**** EXTRACTED INFORMATION ****

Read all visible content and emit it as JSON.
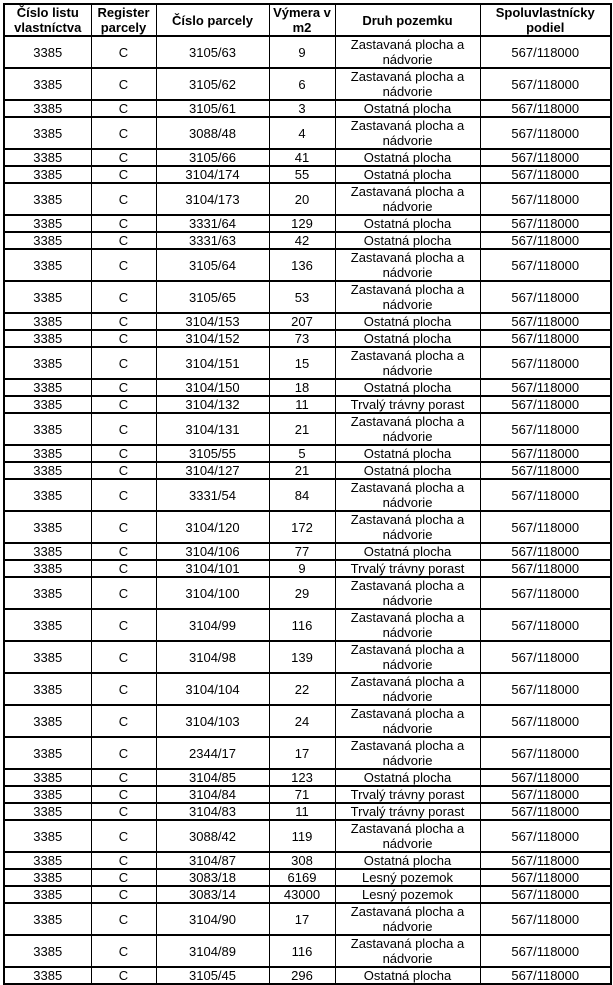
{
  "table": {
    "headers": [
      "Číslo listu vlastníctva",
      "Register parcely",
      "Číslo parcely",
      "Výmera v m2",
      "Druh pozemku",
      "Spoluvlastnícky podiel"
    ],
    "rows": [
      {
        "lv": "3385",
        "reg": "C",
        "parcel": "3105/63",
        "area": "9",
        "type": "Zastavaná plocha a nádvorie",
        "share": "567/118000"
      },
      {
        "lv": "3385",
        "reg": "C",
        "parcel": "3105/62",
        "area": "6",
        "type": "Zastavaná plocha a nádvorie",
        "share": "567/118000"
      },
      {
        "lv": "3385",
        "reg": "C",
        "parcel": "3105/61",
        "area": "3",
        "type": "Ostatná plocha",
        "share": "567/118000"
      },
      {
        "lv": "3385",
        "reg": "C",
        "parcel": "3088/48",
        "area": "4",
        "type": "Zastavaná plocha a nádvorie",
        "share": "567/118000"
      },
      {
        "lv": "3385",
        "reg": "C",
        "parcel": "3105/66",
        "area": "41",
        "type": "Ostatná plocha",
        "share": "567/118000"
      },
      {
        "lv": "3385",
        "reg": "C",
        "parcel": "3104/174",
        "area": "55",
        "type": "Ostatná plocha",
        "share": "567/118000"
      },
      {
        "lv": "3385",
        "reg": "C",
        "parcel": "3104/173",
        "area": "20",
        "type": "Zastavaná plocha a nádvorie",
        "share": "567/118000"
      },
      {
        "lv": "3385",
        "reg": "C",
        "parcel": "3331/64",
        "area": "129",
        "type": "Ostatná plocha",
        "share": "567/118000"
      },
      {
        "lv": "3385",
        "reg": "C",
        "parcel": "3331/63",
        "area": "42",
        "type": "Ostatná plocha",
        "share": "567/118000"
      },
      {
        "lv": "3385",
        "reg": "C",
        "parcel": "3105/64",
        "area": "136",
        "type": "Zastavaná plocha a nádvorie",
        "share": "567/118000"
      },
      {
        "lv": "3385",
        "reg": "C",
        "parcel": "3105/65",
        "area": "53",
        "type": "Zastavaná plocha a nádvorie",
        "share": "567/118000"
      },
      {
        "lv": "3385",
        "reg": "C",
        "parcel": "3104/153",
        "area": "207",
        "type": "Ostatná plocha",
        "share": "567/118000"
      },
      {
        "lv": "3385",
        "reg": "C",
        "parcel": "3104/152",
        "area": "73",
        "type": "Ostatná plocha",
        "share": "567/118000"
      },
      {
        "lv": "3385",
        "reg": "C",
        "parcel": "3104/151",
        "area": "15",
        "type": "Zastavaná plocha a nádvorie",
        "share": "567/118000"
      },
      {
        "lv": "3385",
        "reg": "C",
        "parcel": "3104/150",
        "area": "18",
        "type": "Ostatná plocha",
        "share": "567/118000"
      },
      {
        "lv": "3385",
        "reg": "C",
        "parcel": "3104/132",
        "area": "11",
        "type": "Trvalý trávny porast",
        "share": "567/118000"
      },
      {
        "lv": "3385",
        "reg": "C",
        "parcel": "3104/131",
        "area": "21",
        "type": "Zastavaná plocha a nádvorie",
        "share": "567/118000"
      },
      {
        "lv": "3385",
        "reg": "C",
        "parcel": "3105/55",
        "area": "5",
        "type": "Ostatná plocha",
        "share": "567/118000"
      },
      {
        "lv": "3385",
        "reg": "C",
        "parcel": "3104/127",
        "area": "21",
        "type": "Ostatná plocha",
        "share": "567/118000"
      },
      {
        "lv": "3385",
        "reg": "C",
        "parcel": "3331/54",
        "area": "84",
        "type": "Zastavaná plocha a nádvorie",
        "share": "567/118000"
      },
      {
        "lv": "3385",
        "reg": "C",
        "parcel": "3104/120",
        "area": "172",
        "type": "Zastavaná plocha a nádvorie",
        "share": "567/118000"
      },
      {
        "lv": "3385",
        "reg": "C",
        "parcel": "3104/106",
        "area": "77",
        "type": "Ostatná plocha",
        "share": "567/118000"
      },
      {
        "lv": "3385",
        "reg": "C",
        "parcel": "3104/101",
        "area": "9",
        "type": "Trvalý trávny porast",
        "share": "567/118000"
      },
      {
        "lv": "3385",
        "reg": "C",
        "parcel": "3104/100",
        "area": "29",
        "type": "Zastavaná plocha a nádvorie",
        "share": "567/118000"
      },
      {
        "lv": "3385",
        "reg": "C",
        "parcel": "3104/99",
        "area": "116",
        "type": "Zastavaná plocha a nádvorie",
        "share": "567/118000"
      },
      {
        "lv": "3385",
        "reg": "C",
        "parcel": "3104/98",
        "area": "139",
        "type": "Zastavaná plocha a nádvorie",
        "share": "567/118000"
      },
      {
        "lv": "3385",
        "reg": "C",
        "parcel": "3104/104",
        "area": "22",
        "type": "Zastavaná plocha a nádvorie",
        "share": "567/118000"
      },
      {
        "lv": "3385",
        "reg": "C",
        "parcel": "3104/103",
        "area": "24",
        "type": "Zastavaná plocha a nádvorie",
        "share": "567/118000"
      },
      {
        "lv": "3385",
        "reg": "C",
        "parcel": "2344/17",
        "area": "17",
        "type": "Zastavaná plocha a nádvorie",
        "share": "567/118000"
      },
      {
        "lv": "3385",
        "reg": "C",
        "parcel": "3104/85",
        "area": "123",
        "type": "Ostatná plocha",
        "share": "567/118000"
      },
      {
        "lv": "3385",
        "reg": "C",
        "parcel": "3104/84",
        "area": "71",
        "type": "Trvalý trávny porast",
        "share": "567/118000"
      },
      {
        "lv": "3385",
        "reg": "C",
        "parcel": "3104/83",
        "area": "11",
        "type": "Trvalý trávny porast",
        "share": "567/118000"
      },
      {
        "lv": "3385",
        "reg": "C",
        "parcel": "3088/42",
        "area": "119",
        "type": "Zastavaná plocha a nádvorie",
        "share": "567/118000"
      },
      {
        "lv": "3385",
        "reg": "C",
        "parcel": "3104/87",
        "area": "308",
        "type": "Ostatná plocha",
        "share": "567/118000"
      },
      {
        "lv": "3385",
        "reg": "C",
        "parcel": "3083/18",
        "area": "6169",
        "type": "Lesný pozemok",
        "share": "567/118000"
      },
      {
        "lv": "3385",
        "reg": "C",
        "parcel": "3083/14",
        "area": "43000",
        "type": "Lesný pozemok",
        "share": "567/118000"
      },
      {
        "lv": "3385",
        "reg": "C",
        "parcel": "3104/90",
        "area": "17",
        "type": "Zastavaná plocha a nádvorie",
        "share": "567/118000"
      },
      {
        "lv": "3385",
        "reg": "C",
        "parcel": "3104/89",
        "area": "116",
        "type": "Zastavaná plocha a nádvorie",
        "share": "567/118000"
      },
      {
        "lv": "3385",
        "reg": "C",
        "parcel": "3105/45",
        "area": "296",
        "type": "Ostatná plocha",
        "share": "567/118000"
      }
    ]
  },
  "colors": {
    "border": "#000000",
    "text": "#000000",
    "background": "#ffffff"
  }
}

****
**** EXTRACTED INFORMATION ****

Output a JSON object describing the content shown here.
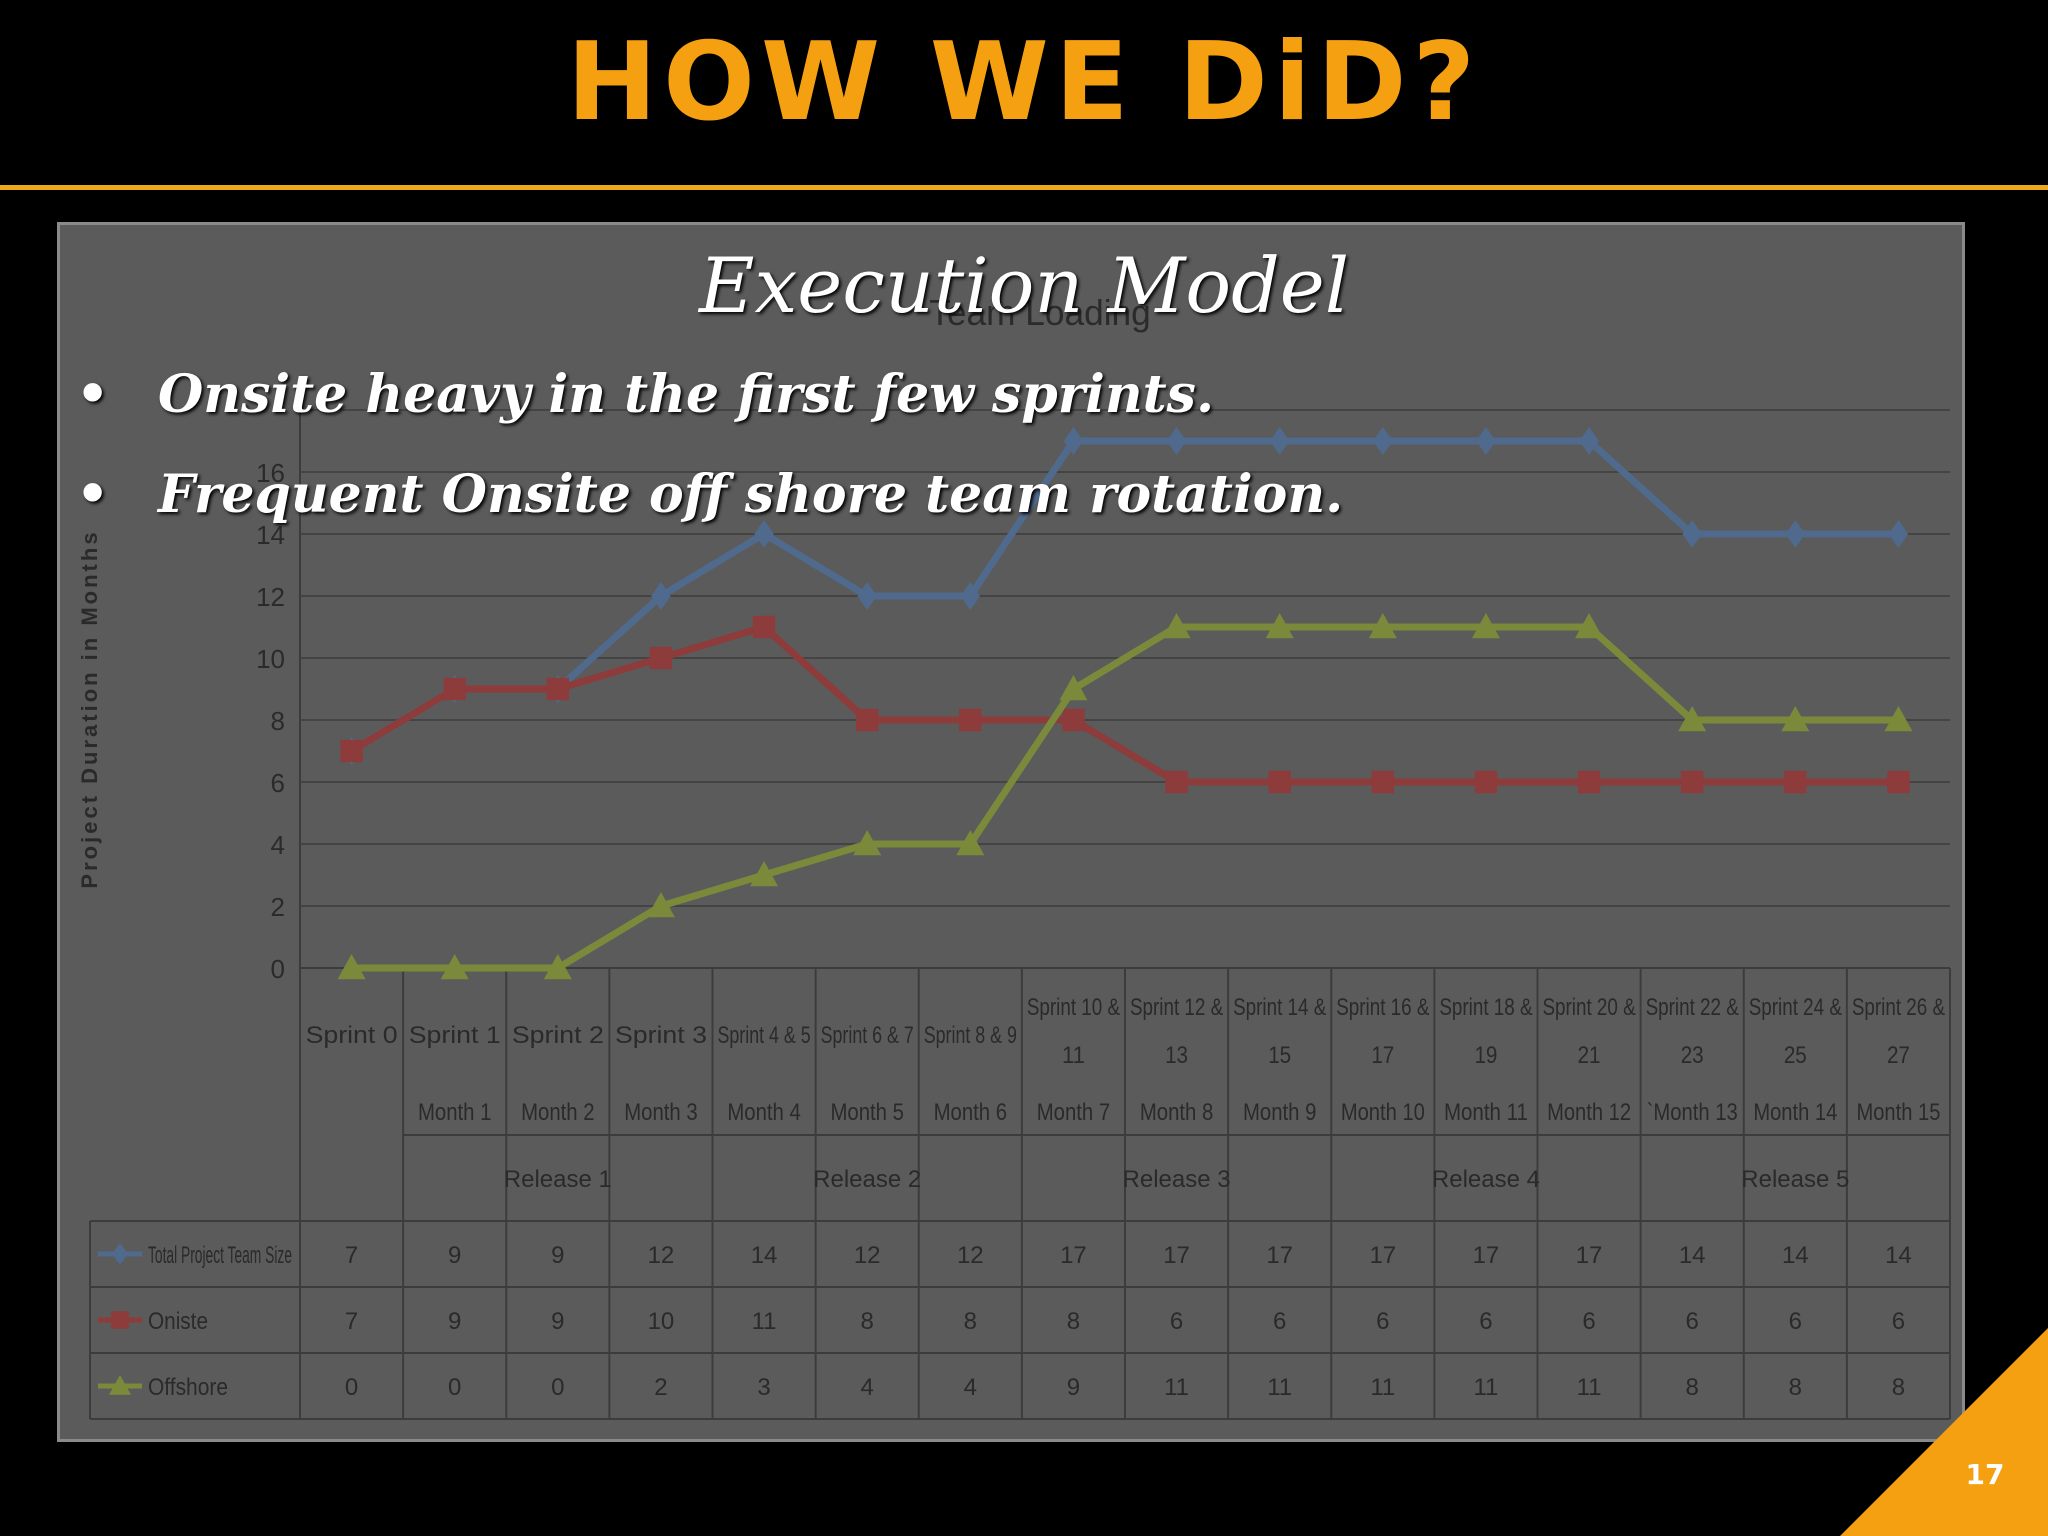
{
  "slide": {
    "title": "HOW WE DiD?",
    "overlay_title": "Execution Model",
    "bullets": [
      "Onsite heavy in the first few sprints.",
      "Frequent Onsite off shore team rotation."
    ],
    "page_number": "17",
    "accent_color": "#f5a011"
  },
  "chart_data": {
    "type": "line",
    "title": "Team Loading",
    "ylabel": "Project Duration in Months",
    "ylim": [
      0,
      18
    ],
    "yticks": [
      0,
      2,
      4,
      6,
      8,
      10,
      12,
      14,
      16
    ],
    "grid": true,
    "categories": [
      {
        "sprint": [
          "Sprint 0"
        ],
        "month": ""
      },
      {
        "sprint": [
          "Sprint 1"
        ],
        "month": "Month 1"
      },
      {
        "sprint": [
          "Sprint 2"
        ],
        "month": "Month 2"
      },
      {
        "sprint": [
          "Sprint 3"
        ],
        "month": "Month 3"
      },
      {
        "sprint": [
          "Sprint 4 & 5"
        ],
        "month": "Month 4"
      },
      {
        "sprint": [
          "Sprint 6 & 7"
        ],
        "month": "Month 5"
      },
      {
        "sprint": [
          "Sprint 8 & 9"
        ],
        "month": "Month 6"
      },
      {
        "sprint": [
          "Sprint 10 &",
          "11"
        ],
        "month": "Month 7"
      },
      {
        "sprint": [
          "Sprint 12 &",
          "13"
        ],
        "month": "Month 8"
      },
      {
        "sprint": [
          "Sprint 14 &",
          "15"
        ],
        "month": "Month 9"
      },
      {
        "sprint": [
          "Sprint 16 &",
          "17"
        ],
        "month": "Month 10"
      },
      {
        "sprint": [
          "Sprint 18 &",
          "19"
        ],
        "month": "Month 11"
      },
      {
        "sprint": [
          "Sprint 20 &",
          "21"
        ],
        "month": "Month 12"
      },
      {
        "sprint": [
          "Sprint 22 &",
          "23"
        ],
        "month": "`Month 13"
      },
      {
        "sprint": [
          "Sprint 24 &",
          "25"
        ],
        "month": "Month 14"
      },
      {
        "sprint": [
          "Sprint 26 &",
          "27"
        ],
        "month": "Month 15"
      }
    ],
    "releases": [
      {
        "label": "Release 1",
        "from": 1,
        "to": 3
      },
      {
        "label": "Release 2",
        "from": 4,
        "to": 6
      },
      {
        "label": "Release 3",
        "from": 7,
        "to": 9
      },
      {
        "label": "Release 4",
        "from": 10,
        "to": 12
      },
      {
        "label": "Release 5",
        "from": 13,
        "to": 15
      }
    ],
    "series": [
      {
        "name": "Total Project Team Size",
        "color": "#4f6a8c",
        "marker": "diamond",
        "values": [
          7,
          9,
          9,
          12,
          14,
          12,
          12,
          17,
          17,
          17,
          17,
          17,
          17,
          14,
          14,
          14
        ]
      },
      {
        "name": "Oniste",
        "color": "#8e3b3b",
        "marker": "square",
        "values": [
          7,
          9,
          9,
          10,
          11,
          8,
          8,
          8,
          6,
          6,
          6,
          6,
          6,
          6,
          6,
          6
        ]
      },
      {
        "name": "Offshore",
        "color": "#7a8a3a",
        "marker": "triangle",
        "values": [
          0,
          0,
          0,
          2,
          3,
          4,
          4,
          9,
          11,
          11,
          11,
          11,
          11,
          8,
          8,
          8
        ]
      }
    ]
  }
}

****

Find the word "JSON" in the data and copy out each line where it turns up.

_FULL SOLUTION:_
Read all visible content and emit it as JSON.
Output a JSON object describing the content shown here.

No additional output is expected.